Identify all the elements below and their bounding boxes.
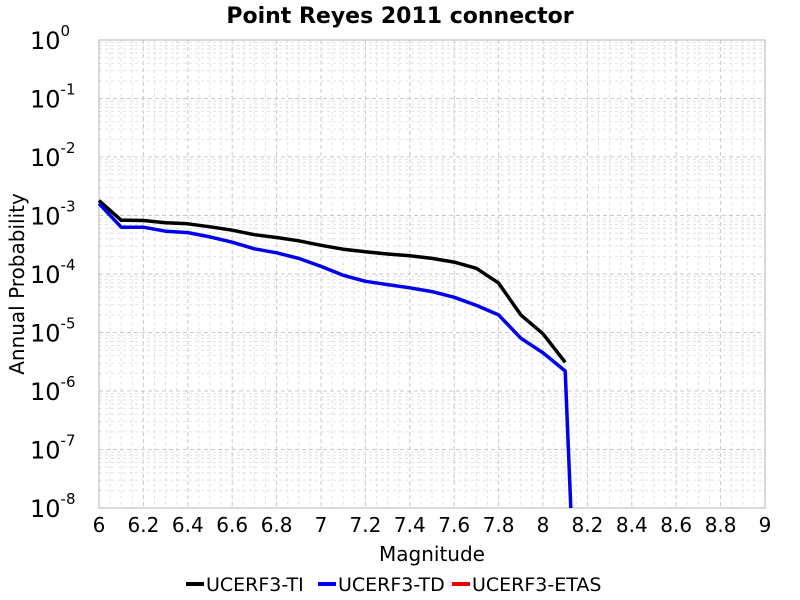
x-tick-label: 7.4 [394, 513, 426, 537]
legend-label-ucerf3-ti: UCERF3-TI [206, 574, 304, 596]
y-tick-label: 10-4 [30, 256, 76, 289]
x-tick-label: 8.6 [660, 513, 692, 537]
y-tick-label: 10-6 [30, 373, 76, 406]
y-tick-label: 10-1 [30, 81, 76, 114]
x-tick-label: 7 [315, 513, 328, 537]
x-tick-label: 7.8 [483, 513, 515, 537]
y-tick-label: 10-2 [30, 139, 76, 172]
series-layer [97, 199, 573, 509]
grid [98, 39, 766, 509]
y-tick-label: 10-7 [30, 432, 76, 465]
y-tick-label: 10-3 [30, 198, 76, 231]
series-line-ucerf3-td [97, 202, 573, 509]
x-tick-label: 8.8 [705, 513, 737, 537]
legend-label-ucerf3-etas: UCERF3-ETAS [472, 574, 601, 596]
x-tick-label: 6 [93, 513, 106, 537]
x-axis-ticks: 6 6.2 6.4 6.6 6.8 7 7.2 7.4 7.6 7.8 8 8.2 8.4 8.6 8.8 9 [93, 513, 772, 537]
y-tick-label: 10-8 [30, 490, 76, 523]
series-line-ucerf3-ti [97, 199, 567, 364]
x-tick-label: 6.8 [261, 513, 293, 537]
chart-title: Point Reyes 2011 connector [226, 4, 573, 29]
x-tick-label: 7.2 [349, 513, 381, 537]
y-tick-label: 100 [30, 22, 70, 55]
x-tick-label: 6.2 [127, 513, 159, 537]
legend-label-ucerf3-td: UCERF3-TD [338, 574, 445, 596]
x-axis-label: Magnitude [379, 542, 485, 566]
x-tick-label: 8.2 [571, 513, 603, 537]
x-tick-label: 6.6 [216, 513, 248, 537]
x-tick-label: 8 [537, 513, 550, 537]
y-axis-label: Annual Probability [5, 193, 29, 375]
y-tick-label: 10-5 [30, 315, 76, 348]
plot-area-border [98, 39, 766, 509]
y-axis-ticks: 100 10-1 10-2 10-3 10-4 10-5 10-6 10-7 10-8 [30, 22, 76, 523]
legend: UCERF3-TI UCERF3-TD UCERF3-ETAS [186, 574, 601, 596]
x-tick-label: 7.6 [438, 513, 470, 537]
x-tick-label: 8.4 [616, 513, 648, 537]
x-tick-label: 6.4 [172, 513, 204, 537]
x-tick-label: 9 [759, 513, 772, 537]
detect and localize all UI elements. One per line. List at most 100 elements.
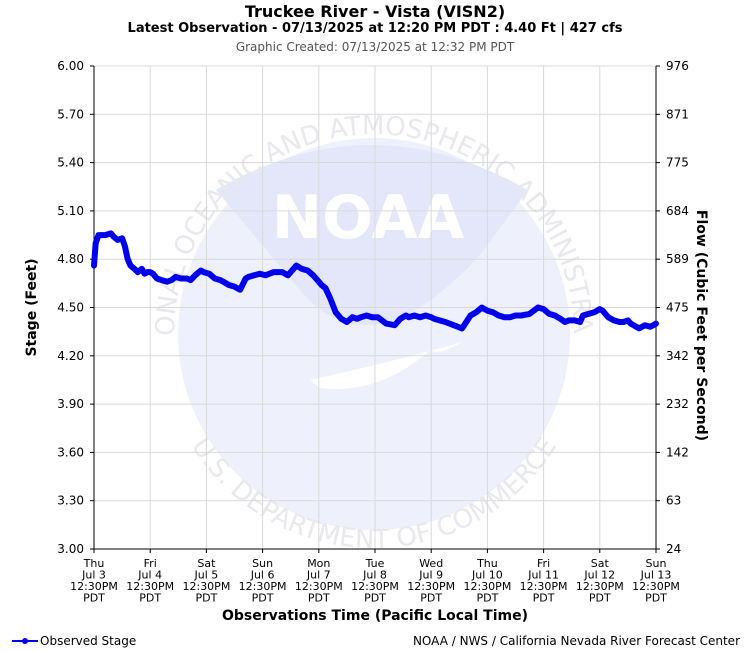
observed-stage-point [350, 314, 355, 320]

PROBLEM TO WORK ON> Please print the lines from the one with "x-tick-label: 7.4 [394, 513, 426, 537]" up to and including the one with "x-tick-label: 6 [93, 513, 106, 537]", exactly as they appear above.

RESULT OF THE EXERCISE>
x-tick-label: 7.4 [394, 513, 426, 537]
legend-label-ucerf3-ti: UCERF3-TI [206, 574, 304, 596]
y-tick-label: 10-4 [30, 256, 76, 289]
x-tick-label: 8.6 [660, 513, 692, 537]
y-tick-label: 10-6 [30, 373, 76, 406]
y-tick-label: 10-1 [30, 81, 76, 114]
x-tick-label: 7 [315, 513, 328, 537]
x-tick-label: 7.8 [483, 513, 515, 537]
y-tick-label: 10-2 [30, 139, 76, 172]
series-layer [97, 199, 573, 509]
grid [98, 39, 766, 509]
y-tick-label: 10-7 [30, 432, 76, 465]
y-tick-label: 10-3 [30, 198, 76, 231]
series-line-ucerf3-td [97, 202, 573, 509]
x-tick-label: 8.8 [705, 513, 737, 537]
legend-label-ucerf3-etas: UCERF3-ETAS [472, 574, 601, 596]
x-tick-label: 6 [93, 513, 106, 537]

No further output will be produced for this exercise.